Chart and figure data
-------

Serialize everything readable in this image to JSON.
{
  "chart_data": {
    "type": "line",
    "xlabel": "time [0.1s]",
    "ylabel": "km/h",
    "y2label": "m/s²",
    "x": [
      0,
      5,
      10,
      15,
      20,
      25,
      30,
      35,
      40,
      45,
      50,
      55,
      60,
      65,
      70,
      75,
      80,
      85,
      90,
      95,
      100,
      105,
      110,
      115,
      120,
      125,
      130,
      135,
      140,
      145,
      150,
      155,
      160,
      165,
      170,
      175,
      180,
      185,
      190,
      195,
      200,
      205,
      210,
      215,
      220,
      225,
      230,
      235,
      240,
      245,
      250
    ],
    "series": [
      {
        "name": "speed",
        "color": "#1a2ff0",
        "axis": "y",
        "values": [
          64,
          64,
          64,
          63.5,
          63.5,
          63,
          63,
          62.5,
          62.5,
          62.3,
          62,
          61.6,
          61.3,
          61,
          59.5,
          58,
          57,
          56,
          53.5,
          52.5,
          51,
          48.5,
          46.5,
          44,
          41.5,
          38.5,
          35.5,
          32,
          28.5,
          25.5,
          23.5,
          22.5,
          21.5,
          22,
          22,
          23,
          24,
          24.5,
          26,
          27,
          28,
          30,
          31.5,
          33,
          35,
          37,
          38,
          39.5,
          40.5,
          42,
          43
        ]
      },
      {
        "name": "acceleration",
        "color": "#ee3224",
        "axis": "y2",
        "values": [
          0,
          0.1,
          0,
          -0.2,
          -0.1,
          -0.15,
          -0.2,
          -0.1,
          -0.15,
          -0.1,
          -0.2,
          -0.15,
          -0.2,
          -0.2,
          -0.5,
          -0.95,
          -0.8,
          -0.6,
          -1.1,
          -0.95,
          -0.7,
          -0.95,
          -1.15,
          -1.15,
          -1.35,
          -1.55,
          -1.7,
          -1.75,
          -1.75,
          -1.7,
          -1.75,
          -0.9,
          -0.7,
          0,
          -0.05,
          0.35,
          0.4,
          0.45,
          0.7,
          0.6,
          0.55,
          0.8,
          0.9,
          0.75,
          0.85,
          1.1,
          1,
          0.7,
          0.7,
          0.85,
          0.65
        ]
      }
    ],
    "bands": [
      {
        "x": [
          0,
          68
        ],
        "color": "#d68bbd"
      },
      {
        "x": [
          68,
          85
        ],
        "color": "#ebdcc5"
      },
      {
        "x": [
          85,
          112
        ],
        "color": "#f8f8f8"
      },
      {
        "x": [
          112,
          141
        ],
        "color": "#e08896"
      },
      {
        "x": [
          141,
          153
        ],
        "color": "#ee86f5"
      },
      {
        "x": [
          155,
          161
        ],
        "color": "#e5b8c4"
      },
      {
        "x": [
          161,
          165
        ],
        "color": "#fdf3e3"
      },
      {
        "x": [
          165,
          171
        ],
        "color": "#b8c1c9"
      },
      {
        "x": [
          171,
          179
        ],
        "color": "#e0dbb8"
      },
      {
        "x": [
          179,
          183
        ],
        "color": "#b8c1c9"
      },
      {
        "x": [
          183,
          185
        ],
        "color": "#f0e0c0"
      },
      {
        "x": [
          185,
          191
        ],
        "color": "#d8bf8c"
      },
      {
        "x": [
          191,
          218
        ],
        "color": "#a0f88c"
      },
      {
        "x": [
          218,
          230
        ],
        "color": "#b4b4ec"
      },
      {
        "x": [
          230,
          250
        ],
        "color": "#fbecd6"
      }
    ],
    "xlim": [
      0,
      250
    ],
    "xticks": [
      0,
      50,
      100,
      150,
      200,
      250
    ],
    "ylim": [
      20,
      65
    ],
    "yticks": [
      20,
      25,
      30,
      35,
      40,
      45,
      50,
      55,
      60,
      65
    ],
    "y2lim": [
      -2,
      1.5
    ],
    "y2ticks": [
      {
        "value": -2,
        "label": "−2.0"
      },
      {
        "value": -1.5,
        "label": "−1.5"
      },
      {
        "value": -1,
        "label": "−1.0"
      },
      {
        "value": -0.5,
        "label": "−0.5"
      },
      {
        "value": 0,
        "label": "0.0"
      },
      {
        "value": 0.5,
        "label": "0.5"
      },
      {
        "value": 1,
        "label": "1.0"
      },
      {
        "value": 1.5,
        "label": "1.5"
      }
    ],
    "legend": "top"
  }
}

-------

▶ **Required task**: Retype the whole listing, matching it exactly.

▶ **Complete answer**:
Serialize everything readable in this image to JSON.
{
  "chart_data": {
    "type": "line",
    "xlabel": "time [0.1s]",
    "ylabel": "km/h",
    "y2label": "m/s²",
    "x": [
      0,
      5,
      10,
      15,
      20,
      25,
      30,
      35,
      40,
      45,
      50,
      55,
      60,
      65,
      70,
      75,
      80,
      85,
      90,
      95,
      100,
      105,
      110,
      115,
      120,
      125,
      130,
      135,
      140,
      145,
      150,
      155,
      160,
      165,
      170,
      175,
      180,
      185,
      190,
      195,
      200,
      205,
      210,
      215,
      220,
      225,
      230,
      235,
      240,
      245,
      250
    ],
    "series": [
      {
        "name": "speed",
        "color": "#1a2ff0",
        "axis": "y",
        "values": [
          64,
          64,
          64,
          63.5,
          63.5,
          63,
          63,
          62.5,
          62.5,
          62.3,
          62,
          61.6,
          61.3,
          61,
          59.5,
          58,
          57,
          56,
          53.5,
          52.5,
          51,
          48.5,
          46.5,
          44,
          41.5,
          38.5,
          35.5,
          32,
          28.5,
          25.5,
          23.5,
          22.5,
          21.5,
          22,
          22,
          23,
          24,
          24.5,
          26,
          27,
          28,
          30,
          31.5,
          33,
          35,
          37,
          38,
          39.5,
          40.5,
          42,
          43
        ]
      },
      {
        "name": "acceleration",
        "color": "#ee3224",
        "axis": "y2",
        "values": [
          0,
          0.1,
          0,
          -0.2,
          -0.1,
          -0.15,
          -0.2,
          -0.1,
          -0.15,
          -0.1,
          -0.2,
          -0.15,
          -0.2,
          -0.2,
          -0.5,
          -0.95,
          -0.8,
          -0.6,
          -1.1,
          -0.95,
          -0.7,
          -0.95,
          -1.15,
          -1.15,
          -1.35,
          -1.55,
          -1.7,
          -1.75,
          -1.75,
          -1.7,
          -1.75,
          -0.9,
          -0.7,
          0,
          -0.05,
          0.35,
          0.4,
          0.45,
          0.7,
          0.6,
          0.55,
          0.8,
          0.9,
          0.75,
          0.85,
          1.1,
          1,
          0.7,
          0.7,
          0.85,
          0.65
        ]
      }
    ],
    "bands": [
      {
        "x": [
          0,
          68
        ],
        "color": "#d68bbd"
      },
      {
        "x": [
          68,
          85
        ],
        "color": "#ebdcc5"
      },
      {
        "x": [
          85,
          112
        ],
        "color": "#f8f8f8"
      },
      {
        "x": [
          112,
          141
        ],
        "color": "#e08896"
      },
      {
        "x": [
          141,
          153
        ],
        "color": "#ee86f5"
      },
      {
        "x": [
          155,
          161
        ],
        "color": "#e5b8c4"
      },
      {
        "x": [
          161,
          165
        ],
        "color": "#fdf3e3"
      },
      {
        "x": [
          165,
          171
        ],
        "color": "#b8c1c9"
      },
      {
        "x": [
          171,
          179
        ],
        "color": "#e0dbb8"
      },
      {
        "x": [
          179,
          183
        ],
        "color": "#b8c1c9"
      },
      {
        "x": [
          183,
          185
        ],
        "color": "#f0e0c0"
      },
      {
        "x": [
          185,
          191
        ],
        "color": "#d8bf8c"
      },
      {
        "x": [
          191,
          218
        ],
        "color": "#a0f88c"
      },
      {
        "x": [
          218,
          230
        ],
        "color": "#b4b4ec"
      },
      {
        "x": [
          230,
          250
        ],
        "color": "#fbecd6"
      }
    ],
    "xlim": [
      0,
      250
    ],
    "xticks": [
      0,
      50,
      100,
      150,
      200,
      250
    ],
    "ylim": [
      20,
      65
    ],
    "yticks": [
      20,
      25,
      30,
      35,
      40,
      45,
      50,
      55,
      60,
      65
    ],
    "y2lim": [
      -2,
      1.5
    ],
    "y2ticks": [
      {
        "value": -2,
        "label": "−2.0"
      },
      {
        "value": -1.5,
        "label": "−1.5"
      },
      {
        "value": -1,
        "label": "−1.0"
      },
      {
        "value": -0.5,
        "label": "−0.5"
      },
      {
        "value": 0,
        "label": "0.0"
      },
      {
        "value": 0.5,
        "label": "0.5"
      },
      {
        "value": 1,
        "label": "1.0"
      },
      {
        "value": 1.5,
        "label": "1.5"
      }
    ],
    "legend": "top"
  }
}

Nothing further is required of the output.